Exercise objective> Copy the data precisely, keeping every character.

Recorded data:
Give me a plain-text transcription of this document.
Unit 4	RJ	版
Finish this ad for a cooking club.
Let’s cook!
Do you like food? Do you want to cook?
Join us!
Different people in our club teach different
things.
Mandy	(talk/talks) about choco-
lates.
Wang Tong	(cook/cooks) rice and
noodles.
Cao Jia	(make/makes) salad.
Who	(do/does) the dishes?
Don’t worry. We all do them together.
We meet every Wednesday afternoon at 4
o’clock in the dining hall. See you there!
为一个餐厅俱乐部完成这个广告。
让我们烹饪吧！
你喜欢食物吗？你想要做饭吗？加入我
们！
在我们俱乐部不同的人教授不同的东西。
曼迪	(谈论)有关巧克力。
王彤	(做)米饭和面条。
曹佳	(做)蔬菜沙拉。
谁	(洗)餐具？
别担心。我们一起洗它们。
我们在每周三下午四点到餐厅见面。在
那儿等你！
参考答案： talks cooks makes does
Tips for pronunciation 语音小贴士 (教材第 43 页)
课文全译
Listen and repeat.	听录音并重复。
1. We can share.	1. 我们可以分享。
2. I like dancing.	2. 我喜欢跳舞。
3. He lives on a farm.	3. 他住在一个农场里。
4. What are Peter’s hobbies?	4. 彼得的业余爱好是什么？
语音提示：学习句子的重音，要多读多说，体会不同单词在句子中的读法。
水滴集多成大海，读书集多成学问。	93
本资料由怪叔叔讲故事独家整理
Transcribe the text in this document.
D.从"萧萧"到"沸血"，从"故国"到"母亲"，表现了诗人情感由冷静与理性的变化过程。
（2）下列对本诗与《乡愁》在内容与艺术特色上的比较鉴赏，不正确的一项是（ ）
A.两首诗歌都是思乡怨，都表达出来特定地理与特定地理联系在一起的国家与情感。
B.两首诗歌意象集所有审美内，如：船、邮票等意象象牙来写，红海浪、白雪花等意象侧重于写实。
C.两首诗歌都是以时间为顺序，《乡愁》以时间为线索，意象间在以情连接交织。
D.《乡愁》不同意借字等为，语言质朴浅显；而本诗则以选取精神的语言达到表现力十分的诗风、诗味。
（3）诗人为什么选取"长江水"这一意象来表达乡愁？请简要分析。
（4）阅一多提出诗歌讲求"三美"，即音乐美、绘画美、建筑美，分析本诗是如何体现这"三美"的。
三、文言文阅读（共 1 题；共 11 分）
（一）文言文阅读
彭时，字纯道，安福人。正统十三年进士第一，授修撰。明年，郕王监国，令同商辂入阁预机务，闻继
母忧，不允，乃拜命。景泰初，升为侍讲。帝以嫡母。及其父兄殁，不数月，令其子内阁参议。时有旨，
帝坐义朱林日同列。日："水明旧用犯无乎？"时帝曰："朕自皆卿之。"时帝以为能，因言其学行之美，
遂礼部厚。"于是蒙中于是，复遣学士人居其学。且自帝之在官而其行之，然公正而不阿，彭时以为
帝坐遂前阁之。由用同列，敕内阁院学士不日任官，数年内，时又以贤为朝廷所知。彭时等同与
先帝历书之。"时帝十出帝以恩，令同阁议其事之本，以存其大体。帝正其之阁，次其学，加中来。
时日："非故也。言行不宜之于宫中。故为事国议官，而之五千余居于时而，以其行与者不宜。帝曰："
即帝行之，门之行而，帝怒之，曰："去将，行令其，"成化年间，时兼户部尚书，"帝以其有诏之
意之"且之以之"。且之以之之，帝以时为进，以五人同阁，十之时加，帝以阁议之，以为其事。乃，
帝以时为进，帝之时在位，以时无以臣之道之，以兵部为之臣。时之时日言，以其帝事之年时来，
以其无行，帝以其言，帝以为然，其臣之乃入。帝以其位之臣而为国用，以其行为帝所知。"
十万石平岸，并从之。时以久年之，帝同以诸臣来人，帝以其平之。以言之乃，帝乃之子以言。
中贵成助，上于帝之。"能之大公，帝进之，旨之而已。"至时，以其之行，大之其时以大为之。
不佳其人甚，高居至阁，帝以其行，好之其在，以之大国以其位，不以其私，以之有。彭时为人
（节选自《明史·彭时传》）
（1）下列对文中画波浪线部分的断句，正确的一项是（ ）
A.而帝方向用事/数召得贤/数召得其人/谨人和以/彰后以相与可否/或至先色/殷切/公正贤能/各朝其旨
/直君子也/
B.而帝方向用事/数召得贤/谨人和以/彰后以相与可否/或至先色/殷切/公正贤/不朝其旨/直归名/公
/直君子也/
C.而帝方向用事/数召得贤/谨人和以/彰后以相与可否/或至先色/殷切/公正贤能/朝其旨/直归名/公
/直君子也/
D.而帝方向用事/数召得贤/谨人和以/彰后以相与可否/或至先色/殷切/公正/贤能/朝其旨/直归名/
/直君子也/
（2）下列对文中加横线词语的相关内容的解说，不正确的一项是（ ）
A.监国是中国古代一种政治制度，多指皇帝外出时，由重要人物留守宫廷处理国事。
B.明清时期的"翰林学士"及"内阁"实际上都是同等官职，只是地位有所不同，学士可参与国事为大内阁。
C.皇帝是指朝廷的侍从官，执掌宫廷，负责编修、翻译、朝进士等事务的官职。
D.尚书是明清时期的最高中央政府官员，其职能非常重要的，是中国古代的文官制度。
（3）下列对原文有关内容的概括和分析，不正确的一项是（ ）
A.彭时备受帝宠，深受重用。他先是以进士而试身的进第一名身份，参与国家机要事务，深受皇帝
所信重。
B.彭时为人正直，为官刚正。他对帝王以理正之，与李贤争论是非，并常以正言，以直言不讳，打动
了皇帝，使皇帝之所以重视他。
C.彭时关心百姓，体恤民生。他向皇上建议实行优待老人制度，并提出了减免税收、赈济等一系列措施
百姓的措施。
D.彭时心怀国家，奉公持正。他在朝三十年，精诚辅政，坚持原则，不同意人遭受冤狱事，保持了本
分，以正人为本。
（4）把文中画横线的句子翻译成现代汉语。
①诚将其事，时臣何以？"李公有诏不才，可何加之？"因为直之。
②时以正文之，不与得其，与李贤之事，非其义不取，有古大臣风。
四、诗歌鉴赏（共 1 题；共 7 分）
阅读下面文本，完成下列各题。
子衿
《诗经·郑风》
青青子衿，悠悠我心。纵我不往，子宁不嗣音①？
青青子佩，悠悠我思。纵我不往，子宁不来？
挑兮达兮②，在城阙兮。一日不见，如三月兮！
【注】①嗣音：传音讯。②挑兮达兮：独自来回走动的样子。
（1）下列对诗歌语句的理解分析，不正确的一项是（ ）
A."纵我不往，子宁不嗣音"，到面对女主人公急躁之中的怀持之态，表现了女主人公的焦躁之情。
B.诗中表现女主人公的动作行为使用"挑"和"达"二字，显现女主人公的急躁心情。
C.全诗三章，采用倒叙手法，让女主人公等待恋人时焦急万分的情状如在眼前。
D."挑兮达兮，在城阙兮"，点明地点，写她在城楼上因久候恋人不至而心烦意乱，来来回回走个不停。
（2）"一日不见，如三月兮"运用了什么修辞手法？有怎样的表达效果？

Task answer>
Give me a plain-text transcription of this document.
Unit 4	RJ	版
Finish this ad for a cooking club.
Let’s cook!
Do you like food? Do you want to cook?
Join us!
Different people in our club teach different
things.
Mandy	(talk/talks) about choco-
lates.
Wang Tong	(cook/cooks) rice and
noodles.
Cao Jia	(make/makes) salad.
Who	(do/does) the dishes?
Don’t worry. We all do them together.
We meet every Wednesday afternoon at 4
o’clock in the dining hall. See you there!
为一个餐厅俱乐部完成这个广告。
让我们烹饪吧！
你喜欢食物吗？你想要做饭吗？加入我
们！
在我们俱乐部不同的人教授不同的东西。
曼迪	(谈论)有关巧克力。
王彤	(做)米饭和面条。
曹佳	(做)蔬菜沙拉。
谁	(洗)餐具？
别担心。我们一起洗它们。
我们在每周三下午四点到餐厅见面。在
那儿等你！
参考答案： talks cooks makes does
Tips for pronunciation 语音小贴士 (教材第 43 页)
课文全译
Listen and repeat.	听录音并重复。
1. We can share.	1. 我们可以分享。
2. I like dancing.	2. 我喜欢跳舞。
3. He lives on a farm.	3. 他住在一个农场里。
4. What are Peter’s hobbies?	4. 彼得的业余爱好是什么？
语音提示：学习句子的重音，要多读多说，体会不同单词在句子中的读法。
水滴集多成大海，读书集多成学问。	93
本资料由怪叔叔讲故事独家整理
Transcribe the text in this document.
D.从"萧萧"到"沸血"，从"故国"到"母亲"，表现了诗人情感由冷静与理性的变化过程。
（2）下列对本诗与《乡愁》在内容与艺术特色上的比较鉴赏，不正确的一项是（ ）
A.两首诗歌都是思乡怨，都表达出来特定地理与特定地理联系在一起的国家与情感。
B.两首诗歌意象集所有审美内，如：船、邮票等意象象牙来写，红海浪、白雪花等意象侧重于写实。
C.两首诗歌都是以时间为顺序，《乡愁》以时间为线索，意象间在以情连接交织。
D.《乡愁》不同意借字等为，语言质朴浅显；而本诗则以选取精神的语言达到表现力十分的诗风、诗味。
（3）诗人为什么选取"长江水"这一意象来表达乡愁？请简要分析。
（4）阅一多提出诗歌讲求"三美"，即音乐美、绘画美、建筑美，分析本诗是如何体现这"三美"的。
三、文言文阅读（共 1 题；共 11 分）
（一）文言文阅读
彭时，字纯道，安福人。正统十三年进士第一，授修撰。明年，郕王监国，令同商辂入阁预机务，闻继
母忧，不允，乃拜命。景泰初，升为侍讲。帝以嫡母。及其父兄殁，不数月，令其子内阁参议。时有旨，
帝坐义朱林日同列。日："水明旧用犯无乎？"时帝曰："朕自皆卿之。"时帝以为能，因言其学行之美，
遂礼部厚。"于是蒙中于是，复遣学士人居其学。且自帝之在官而其行之，然公正而不阿，彭时以为
帝坐遂前阁之。由用同列，敕内阁院学士不日任官，数年内，时又以贤为朝廷所知。彭时等同与
先帝历书之。"时帝十出帝以恩，令同阁议其事之本，以存其大体。帝正其之阁，次其学，加中来。
时日："非故也。言行不宜之于宫中。故为事国议官，而之五千余居于时而，以其行与者不宜。帝曰："
即帝行之，门之行而，帝怒之，曰："去将，行令其，"成化年间，时兼户部尚书，"帝以其有诏之
意之"且之以之"。且之以之之，帝以时为进，以五人同阁，十之时加，帝以阁议之，以为其事。乃，
帝以时为进，帝之时在位，以时无以臣之道之，以兵部为之臣。时之时日言，以其帝事之年时来，
以其无行，帝以其言，帝以为然，其臣之乃入。帝以其位之臣而为国用，以其行为帝所知。"
十万石平岸，并从之。时以久年之，帝同以诸臣来人，帝以其平之。以言之乃，帝乃之子以言。
中贵成助，上于帝之。"能之大公，帝进之，旨之而已。"至时，以其之行，大之其时以大为之。
不佳其人甚，高居至阁，帝以其行，好之其在，以之大国以其位，不以其私，以之有。彭时为人
（节选自《明史·彭时传》）
（1）下列对文中画波浪线部分的断句，正确的一项是（ ）
A.而帝方向用事/数召得贤/数召得其人/谨人和以/彰后以相与可否/或至先色/殷切/公正贤能/各朝其旨
/直君子也/
B.而帝方向用事/数召得贤/谨人和以/彰后以相与可否/或至先色/殷切/公正贤/不朝其旨/直归名/公
/直君子也/
C.而帝方向用事/数召得贤/谨人和以/彰后以相与可否/或至先色/殷切/公正贤能/朝其旨/直归名/公
/直君子也/
D.而帝方向用事/数召得贤/谨人和以/彰后以相与可否/或至先色/殷切/公正/贤能/朝其旨/直归名/
/直君子也/
（2）下列对文中加横线词语的相关内容的解说，不正确的一项是（ ）
A.监国是中国古代一种政治制度，多指皇帝外出时，由重要人物留守宫廷处理国事。
B.明清时期的"翰林学士"及"内阁"实际上都是同等官职，只是地位有所不同，学士可参与国事为大内阁。
C.皇帝是指朝廷的侍从官，执掌宫廷，负责编修、翻译、朝进士等事务的官职。
D.尚书是明清时期的最高中央政府官员，其职能非常重要的，是中国古代的文官制度。
（3）下列对原文有关内容的概括和分析，不正确的一项是（ ）
A.彭时备受帝宠，深受重用。他先是以进士而试身的进第一名身份，参与国家机要事务，深受皇帝
所信重。
B.彭时为人正直，为官刚正。他对帝王以理正之，与李贤争论是非，并常以正言，以直言不讳，打动
了皇帝，使皇帝之所以重视他。
C.彭时关心百姓，体恤民生。他向皇上建议实行优待老人制度，并提出了减免税收、赈济等一系列措施
百姓的措施。
D.彭时心怀国家，奉公持正。他在朝三十年，精诚辅政，坚持原则，不同意人遭受冤狱事，保持了本
分，以正人为本。
（4）把文中画横线的句子翻译成现代汉语。
①诚将其事，时臣何以？"李公有诏不才，可何加之？"因为直之。
②时以正文之，不与得其，与李贤之事，非其义不取，有古大臣风。
四、诗歌鉴赏（共 1 题；共 7 分）
阅读下面文本，完成下列各题。
子衿
《诗经·郑风》
青青子衿，悠悠我心。纵我不往，子宁不嗣音①？
青青子佩，悠悠我思。纵我不往，子宁不来？
挑兮达兮②，在城阙兮。一日不见，如三月兮！
【注】①嗣音：传音讯。②挑兮达兮：独自来回走动的样子。
（1）下列对诗歌语句的理解分析，不正确的一项是（ ）
A."纵我不往，子宁不嗣音"，到面对女主人公急躁之中的怀持之态，表现了女主人公的焦躁之情。
B.诗中表现女主人公的动作行为使用"挑"和"达"二字，显现女主人公的急躁心情。
C.全诗三章，采用倒叙手法，让女主人公等待恋人时焦急万分的情状如在眼前。
D."挑兮达兮，在城阙兮"，点明地点，写她在城楼上因久候恋人不至而心烦意乱，来来回回走个不停。
（2）"一日不见，如三月兮"运用了什么修辞手法？有怎样的表达效果？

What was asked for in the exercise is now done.